Письменное задание 1
Кого отрывок о Ремизове называет двумя последними настоящими литературными учениками писателя?
Письменное задание 2
Сократите абзац отрывка о Ремизове, начинающийся словами «Логичным завершающим звеном», сохранив его основные факты.
Письменное задание 3
Перепечатайте из отрывка о Ремизове фрагмент, который открывается словами, содержащими «Логичным завершающим звеном», и завершается словами «талантливых молодых писателей.».

━━━ Отрывок

Логичным завершающим звеном является включение в «Мерлог» материалов, связанных с двумя последними настоящими литературными учениками Ремизова – И. Болдыревым-Шкоттом и В. Диксоном. Ремизов соединял представление о своем непосредственном личном участии в продолжающемся развитии линии «русского лада» с «воспитанием» этих двух талантливых молодых писателей.

В статье-некрологе, посвященном И. Болдыреву-Шкотту, Ремизов отметил его природный литературный дар и его стремление учиться создавать современные произведения подлинно высокого художественного уровня: «„В ваших странствиях, Иван Андреевич, дорога привела вас на Villa Flore в мой мир „по карнизам“ и мир „слова“, вы ступили на трудный путь „слова“, но слово – „слово без денег <…>“, и что я мог и что могу сделать для устройства литературных дел? – ничего. А моя работа – впрочем, разве я мог удивить вас и самой беспощадной требовательностью? – вы такого крепкого корня: вам напролом и упор – наследственная стихия“. <…> Он добился бы своего и стал бы в литературной работе мастер» (Мерлог). В то же время для Ремизова анализ творчества трагически рано ушедших из жизни учеников являлся основой для раскрытия своих взглядов на главное направление развития современной русской словесности, идущей в одном ряду с писателями-лидерами мирового литературного процесса. Так в статье-рецензии на посмертную книгу Диксона «Стихи и проза», Ремизов отмечал: «В творчестве Диксона намечен путь описания мысль – чувство – словных движений: в рассказе „Червь“ – ассоциации мысли и слов: в „Описании обстановки“ пример нового восприятия вещевого мира» (Мерлог). И сразу от конкретного примера – реализации современного искусства в прозе конкретного писателя – Ремизов переходил к анализу нынешнего положения молодой русской прозы и к изложению своих теоретических взглядов на дальнейшее развитие русской литературы: «Пруст и Джойс, корни которых в Толстом и Достоевском, самые видные представители нового восприятия и способа выражать это мысле-чувство-словное движение. Из русских самый близкий к Джойсу Андрей Белый стоит совсем одиноко в современной русской литературе, которая за немногими исключениями – а эти исключения сжаты в лучшем случае в крепкие рамки Толстого и Достоевского – информационна, т. е. только материал, как для иностранца, так и для русских вне России.

Среди молодых, наиболее одаренных русских писателей вне России, „зарубежных“, явно чувствуется устремление к Прусту и Джойсу; и если удастся им, в условиях очень трудных – вне стихии русского слова, создать цельное, оно будет иметь большое значение в русской литературе» (Мерлог).

━━━━━━
━━━ Представленные материалы

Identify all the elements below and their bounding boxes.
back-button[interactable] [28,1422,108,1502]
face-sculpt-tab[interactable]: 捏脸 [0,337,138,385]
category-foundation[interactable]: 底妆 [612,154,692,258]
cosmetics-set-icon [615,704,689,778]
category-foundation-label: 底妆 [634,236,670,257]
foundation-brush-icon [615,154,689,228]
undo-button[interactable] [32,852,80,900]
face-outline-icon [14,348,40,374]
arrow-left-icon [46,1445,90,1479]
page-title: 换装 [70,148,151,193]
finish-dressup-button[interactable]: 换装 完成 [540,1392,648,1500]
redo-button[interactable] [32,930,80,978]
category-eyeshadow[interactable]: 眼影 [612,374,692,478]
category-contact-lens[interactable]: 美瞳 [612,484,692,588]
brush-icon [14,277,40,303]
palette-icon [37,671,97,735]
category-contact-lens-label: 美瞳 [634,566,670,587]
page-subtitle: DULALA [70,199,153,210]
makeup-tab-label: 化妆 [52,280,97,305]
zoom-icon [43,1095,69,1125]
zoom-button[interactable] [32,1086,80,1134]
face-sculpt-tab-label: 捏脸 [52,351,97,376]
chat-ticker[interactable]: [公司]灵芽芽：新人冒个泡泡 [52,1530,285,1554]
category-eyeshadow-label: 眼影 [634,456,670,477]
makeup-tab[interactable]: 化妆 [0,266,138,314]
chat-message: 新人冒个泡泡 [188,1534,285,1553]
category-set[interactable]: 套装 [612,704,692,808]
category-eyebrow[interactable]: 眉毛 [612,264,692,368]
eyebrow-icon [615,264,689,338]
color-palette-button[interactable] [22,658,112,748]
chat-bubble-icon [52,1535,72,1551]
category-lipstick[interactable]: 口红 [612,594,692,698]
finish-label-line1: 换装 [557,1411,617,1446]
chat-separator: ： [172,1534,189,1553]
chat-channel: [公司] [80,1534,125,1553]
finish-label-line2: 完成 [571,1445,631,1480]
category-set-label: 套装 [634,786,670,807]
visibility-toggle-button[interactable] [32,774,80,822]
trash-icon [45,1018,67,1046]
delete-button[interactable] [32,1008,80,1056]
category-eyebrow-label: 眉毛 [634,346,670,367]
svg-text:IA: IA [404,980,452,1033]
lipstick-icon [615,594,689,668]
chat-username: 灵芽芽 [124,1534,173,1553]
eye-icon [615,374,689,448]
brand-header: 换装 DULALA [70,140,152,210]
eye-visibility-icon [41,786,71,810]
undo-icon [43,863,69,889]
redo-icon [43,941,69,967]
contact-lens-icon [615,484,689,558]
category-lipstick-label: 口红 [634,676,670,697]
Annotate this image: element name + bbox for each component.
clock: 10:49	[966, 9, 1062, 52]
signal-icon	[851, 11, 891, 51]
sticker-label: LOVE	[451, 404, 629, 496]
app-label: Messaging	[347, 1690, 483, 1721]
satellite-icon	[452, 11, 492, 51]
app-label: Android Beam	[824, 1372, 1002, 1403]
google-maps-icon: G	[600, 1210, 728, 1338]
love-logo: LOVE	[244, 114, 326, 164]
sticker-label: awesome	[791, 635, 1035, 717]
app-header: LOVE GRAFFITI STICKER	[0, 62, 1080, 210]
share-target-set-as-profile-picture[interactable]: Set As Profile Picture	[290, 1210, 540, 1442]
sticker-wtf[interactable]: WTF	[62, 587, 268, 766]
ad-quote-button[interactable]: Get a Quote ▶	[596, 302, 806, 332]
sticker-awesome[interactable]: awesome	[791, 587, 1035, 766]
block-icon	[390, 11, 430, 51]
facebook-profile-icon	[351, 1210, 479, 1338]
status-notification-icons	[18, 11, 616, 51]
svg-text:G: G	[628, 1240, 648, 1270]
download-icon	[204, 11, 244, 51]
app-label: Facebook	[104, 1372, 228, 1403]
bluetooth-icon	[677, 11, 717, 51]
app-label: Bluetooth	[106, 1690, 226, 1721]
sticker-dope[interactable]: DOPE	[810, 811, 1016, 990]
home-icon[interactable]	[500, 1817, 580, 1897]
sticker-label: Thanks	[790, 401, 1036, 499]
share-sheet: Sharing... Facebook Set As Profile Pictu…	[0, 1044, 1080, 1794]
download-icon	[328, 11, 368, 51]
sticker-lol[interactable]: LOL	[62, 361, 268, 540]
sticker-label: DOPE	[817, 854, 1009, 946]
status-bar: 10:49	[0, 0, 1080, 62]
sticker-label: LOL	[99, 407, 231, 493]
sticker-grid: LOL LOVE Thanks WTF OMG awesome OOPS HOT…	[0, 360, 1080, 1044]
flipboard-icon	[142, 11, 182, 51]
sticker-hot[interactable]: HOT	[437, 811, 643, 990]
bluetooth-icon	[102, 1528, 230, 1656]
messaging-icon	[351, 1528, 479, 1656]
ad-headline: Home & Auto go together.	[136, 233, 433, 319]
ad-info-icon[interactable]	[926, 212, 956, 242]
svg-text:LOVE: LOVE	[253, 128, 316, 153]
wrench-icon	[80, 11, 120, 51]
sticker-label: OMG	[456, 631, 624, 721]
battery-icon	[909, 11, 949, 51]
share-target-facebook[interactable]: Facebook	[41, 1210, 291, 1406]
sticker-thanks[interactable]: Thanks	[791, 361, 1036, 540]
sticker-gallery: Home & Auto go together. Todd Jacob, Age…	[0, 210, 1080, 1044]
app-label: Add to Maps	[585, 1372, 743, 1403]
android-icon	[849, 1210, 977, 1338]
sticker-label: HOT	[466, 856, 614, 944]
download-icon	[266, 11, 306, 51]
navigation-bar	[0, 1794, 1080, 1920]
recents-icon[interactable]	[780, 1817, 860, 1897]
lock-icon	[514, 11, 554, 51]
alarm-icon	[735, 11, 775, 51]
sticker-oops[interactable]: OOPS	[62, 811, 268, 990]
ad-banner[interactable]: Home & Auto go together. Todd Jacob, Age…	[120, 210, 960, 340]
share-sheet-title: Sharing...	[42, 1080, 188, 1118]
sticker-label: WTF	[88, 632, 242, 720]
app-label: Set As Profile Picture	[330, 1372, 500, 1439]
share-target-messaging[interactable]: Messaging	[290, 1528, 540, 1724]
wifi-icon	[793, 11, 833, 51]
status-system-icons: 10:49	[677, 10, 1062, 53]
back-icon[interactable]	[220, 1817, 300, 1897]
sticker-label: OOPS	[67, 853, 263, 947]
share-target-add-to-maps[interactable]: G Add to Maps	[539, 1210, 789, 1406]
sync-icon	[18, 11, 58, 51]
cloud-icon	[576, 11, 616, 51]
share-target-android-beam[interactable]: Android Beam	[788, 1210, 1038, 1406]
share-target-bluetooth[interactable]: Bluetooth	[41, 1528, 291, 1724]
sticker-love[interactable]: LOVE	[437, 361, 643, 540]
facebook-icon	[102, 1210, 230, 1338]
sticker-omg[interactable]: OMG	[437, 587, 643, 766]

━━━━━━

Результат выполнения 1
И. Болдырева-Шкотта и В. Диксона.

Результат выполнения 2
«Мерлог» завершают материалы о двух последних настоящих литературных учениках Ремизова, И. Болдыреве-Шкотте и В. Диксоне. «Воспитание» этих талантливых молодых писателей Ремизов связывал со своим личным участием в развитии линии «русского лада».

Результат выполнения 3
Логичным завершающим звеном является включение в «Мерлог» материалов, связанных с двумя последними настоящими литературными учениками Ремизова – И. Болдыревым-Шкоттом и В. Диксоном. Ремизов соединял представление о своем непосредственном личном участии в продолжающемся развитии линии «русского лада» с «воспитанием» этих двух талантливых молодых писателей.